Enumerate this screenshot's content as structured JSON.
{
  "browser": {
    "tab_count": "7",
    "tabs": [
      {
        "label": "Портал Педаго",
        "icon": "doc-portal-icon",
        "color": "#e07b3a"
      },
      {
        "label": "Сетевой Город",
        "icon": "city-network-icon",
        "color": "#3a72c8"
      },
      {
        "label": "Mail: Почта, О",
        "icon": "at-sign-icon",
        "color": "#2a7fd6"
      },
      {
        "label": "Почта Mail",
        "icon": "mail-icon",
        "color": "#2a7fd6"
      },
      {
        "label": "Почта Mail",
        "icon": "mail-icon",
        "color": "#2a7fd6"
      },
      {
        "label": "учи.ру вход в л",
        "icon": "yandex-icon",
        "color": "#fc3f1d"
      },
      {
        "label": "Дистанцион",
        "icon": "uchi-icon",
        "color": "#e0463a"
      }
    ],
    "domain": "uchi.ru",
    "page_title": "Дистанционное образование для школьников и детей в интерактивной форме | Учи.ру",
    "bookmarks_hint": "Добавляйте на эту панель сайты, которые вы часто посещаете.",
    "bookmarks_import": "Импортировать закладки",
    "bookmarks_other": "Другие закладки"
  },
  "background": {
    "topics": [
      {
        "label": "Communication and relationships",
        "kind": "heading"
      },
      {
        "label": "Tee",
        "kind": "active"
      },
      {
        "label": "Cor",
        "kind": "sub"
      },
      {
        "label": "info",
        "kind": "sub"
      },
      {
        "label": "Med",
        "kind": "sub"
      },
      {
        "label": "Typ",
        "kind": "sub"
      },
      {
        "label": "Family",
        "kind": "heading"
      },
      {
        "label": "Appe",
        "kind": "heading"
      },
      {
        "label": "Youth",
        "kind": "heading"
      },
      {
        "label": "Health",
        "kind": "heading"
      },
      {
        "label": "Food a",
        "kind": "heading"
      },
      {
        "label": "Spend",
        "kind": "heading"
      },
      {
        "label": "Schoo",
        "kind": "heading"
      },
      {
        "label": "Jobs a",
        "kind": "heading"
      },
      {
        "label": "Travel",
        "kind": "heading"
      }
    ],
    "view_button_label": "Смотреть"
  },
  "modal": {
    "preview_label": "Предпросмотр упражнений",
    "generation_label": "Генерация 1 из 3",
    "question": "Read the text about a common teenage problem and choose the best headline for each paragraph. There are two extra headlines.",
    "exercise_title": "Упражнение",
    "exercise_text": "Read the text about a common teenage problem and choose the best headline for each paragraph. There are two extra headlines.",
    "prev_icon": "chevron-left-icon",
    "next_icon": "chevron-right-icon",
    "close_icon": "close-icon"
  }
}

Your task: Report every line in the data above in which the word "extra" appears.

Written response:
    "question": "Read the text about a common teenage problem and choose the best headline for each paragraph. There are two extra headlines.",
    "exercise_text": "Read the text about a common teenage problem and choose the best headline for each paragraph. There are two extra headlines.",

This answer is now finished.